▸ **Given task**: Omit the pictures, please, and give each record below again exactly.

▸ **Material provided**:
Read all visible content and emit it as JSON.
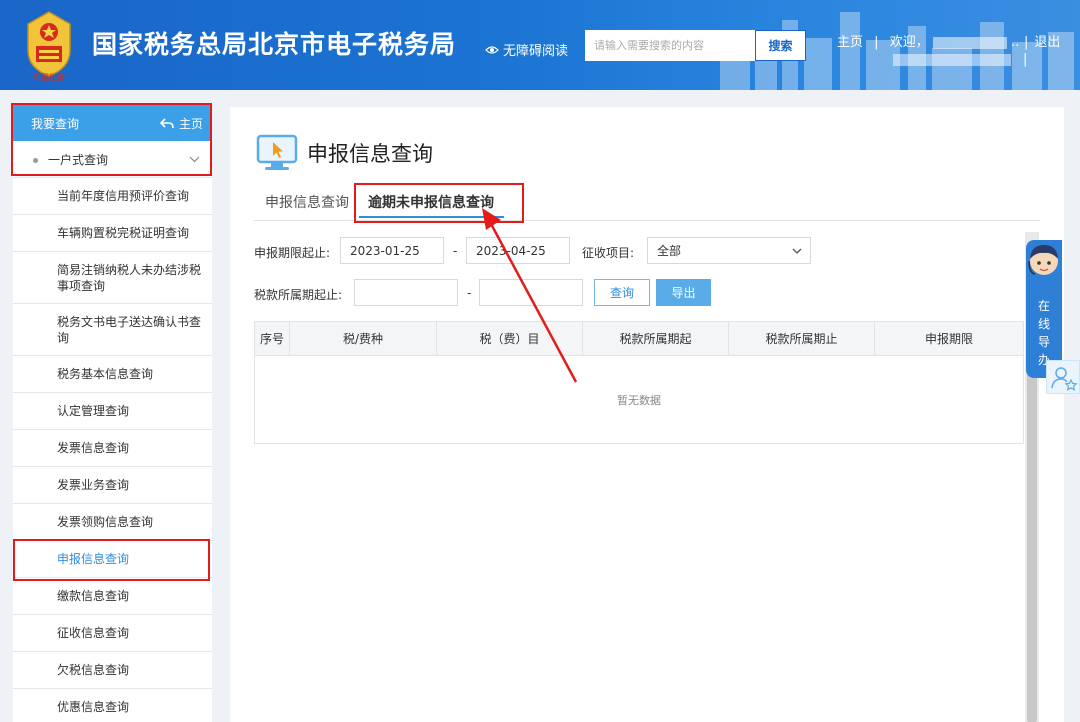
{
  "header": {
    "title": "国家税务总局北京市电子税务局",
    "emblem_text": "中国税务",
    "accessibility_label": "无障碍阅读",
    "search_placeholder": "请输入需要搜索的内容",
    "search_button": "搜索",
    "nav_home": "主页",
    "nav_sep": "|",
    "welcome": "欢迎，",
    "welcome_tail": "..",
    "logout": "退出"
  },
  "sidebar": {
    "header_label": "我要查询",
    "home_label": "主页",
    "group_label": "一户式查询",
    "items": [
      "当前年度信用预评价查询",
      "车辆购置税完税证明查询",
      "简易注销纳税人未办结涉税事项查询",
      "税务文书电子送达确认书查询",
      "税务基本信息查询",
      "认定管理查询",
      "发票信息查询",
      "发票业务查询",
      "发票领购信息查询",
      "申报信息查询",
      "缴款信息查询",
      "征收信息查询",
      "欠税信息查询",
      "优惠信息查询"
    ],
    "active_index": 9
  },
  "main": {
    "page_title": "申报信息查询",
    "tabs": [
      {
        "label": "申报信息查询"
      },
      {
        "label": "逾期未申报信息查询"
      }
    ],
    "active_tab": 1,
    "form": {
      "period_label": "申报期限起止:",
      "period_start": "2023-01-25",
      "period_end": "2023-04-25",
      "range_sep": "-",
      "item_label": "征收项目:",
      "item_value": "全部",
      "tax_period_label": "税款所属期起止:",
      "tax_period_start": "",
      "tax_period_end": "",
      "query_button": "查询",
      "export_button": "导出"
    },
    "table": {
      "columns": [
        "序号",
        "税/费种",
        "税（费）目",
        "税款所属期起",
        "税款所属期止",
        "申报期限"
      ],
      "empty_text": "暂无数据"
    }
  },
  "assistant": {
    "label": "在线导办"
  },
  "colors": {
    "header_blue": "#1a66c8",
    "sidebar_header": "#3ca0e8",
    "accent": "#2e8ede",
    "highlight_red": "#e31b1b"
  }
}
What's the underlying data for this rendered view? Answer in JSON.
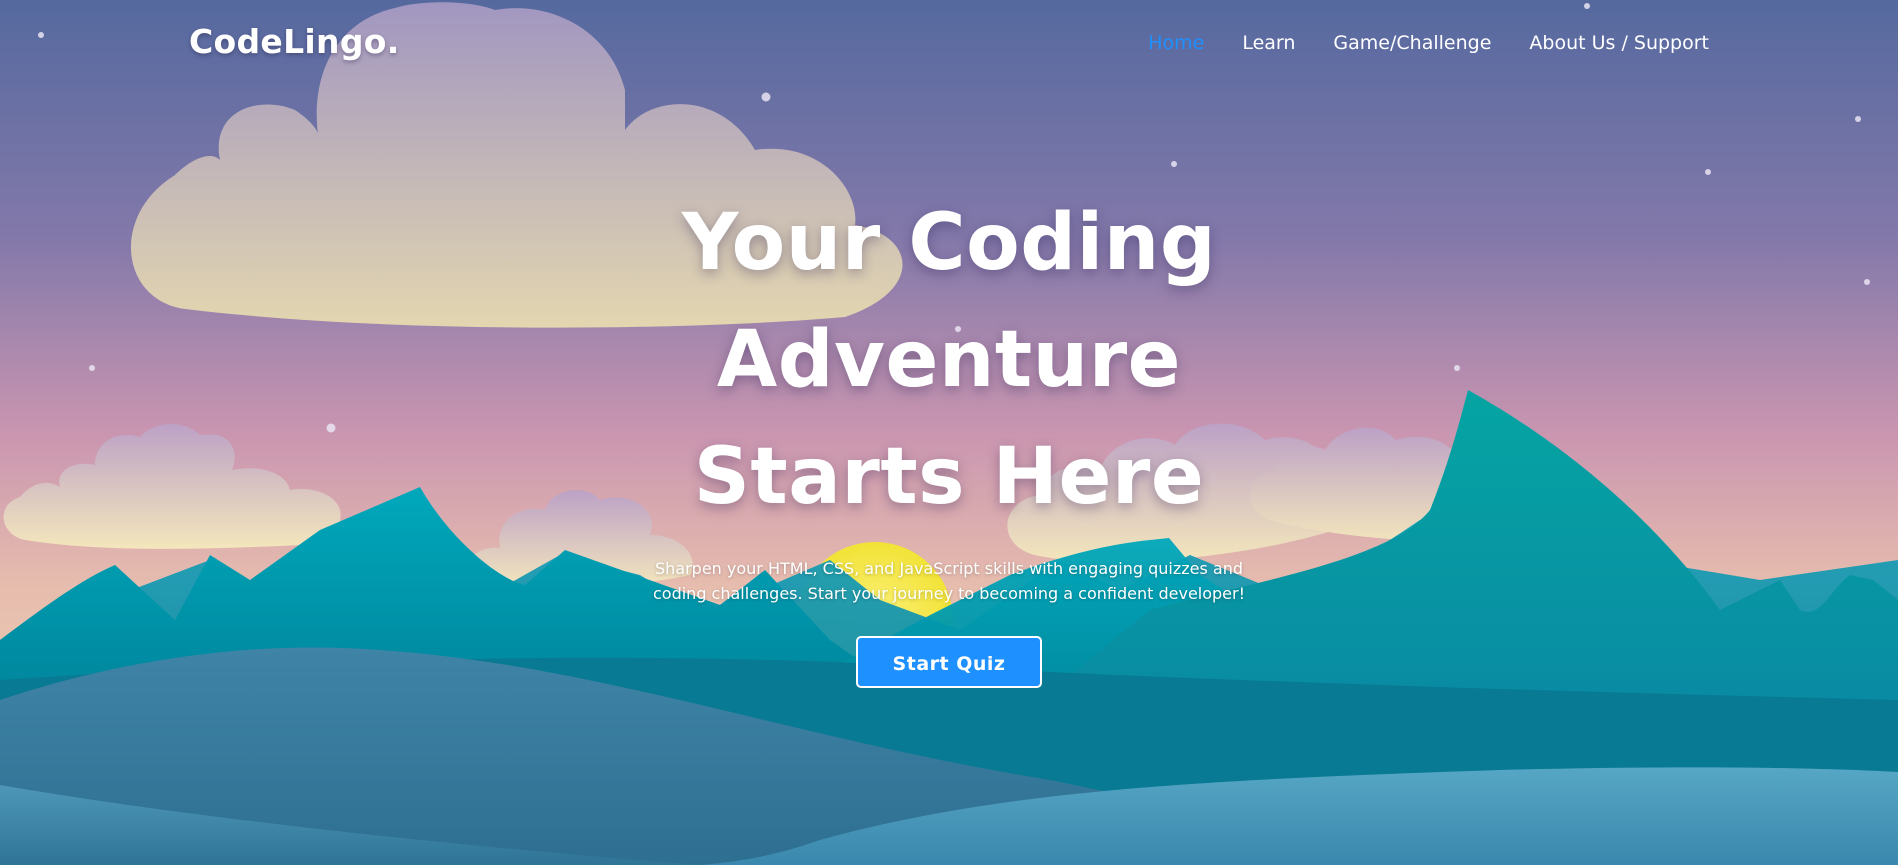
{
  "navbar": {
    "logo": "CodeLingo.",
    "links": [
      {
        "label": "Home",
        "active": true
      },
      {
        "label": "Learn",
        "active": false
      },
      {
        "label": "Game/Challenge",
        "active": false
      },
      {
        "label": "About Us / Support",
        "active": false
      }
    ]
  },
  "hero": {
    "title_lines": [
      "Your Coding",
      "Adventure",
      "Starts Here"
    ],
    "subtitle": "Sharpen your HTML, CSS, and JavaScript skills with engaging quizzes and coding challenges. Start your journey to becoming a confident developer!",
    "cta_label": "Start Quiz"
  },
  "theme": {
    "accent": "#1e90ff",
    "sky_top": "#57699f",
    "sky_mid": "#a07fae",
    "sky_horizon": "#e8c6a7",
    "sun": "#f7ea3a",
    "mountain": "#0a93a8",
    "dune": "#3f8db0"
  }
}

▸ **Result of the task**:
Read all visible content and emit it as JSON.
{
  "header": {
    "title": "国家税务总局北京市电子税务局",
    "emblem_text": "中国税务",
    "accessibility_label": "无障碍阅读",
    "search_placeholder": "请输入需要搜索的内容",
    "search_button": "搜索",
    "nav_home": "主页",
    "nav_sep": "|",
    "welcome": "欢迎，",
    "welcome_tail": "..",
    "logout": "退出"
  },
  "sidebar": {
    "header_label": "我要查询",
    "home_label": "主页",
    "group_label": "一户式查询",
    "items": [
      "当前年度信用预评价查询",
      "车辆购置税完税证明查询",
      "简易注销纳税人未办结涉税事项查询",
      "税务文书电子送达确认书查询",
      "税务基本信息查询",
      "认定管理查询",
      "发票信息查询",
      "发票业务查询",
      "发票领购信息查询",
      "申报信息查询",
      "缴款信息查询",
      "征收信息查询",
      "欠税信息查询",
      "优惠信息查询"
    ],
    "active_index": 9
  },
  "main": {
    "page_title": "申报信息查询",
    "tabs": [
      {
        "label": "申报信息查询"
      },
      {
        "label": "逾期未申报信息查询"
      }
    ],
    "active_tab": 1,
    "form": {
      "period_label": "申报期限起止:",
      "period_start": "2023-01-25",
      "period_end": "2023-04-25",
      "range_sep": "-",
      "item_label": "征收项目:",
      "item_value": "全部",
      "tax_period_label": "税款所属期起止:",
      "tax_period_start": "",
      "tax_period_end": "",
      "query_button": "查询",
      "export_button": "导出"
    },
    "table": {
      "columns": [
        "序号",
        "税/费种",
        "税（费）目",
        "税款所属期起",
        "税款所属期止",
        "申报期限"
      ],
      "empty_text": "暂无数据"
    }
  },
  "assistant": {
    "label": "在线导办"
  },
  "colors": {
    "header_blue": "#1a66c8",
    "sidebar_header": "#3ca0e8",
    "accent": "#2e8ede",
    "highlight_red": "#e31b1b"
  }
}
What's the underlying data for this rendered view? Answer in JSON.
{
  "navbar": {
    "logo": "CodeLingo.",
    "links": [
      {
        "label": "Home",
        "active": true
      },
      {
        "label": "Learn",
        "active": false
      },
      {
        "label": "Game/Challenge",
        "active": false
      },
      {
        "label": "About Us / Support",
        "active": false
      }
    ]
  },
  "hero": {
    "title_lines": [
      "Your Coding",
      "Adventure",
      "Starts Here"
    ],
    "subtitle": "Sharpen your HTML, CSS, and JavaScript skills with engaging quizzes and coding challenges. Start your journey to becoming a confident developer!",
    "cta_label": "Start Quiz"
  },
  "theme": {
    "accent": "#1e90ff",
    "sky_top": "#57699f",
    "sky_mid": "#a07fae",
    "sky_horizon": "#e8c6a7",
    "sun": "#f7ea3a",
    "mountain": "#0a93a8",
    "dune": "#3f8db0"
  }
}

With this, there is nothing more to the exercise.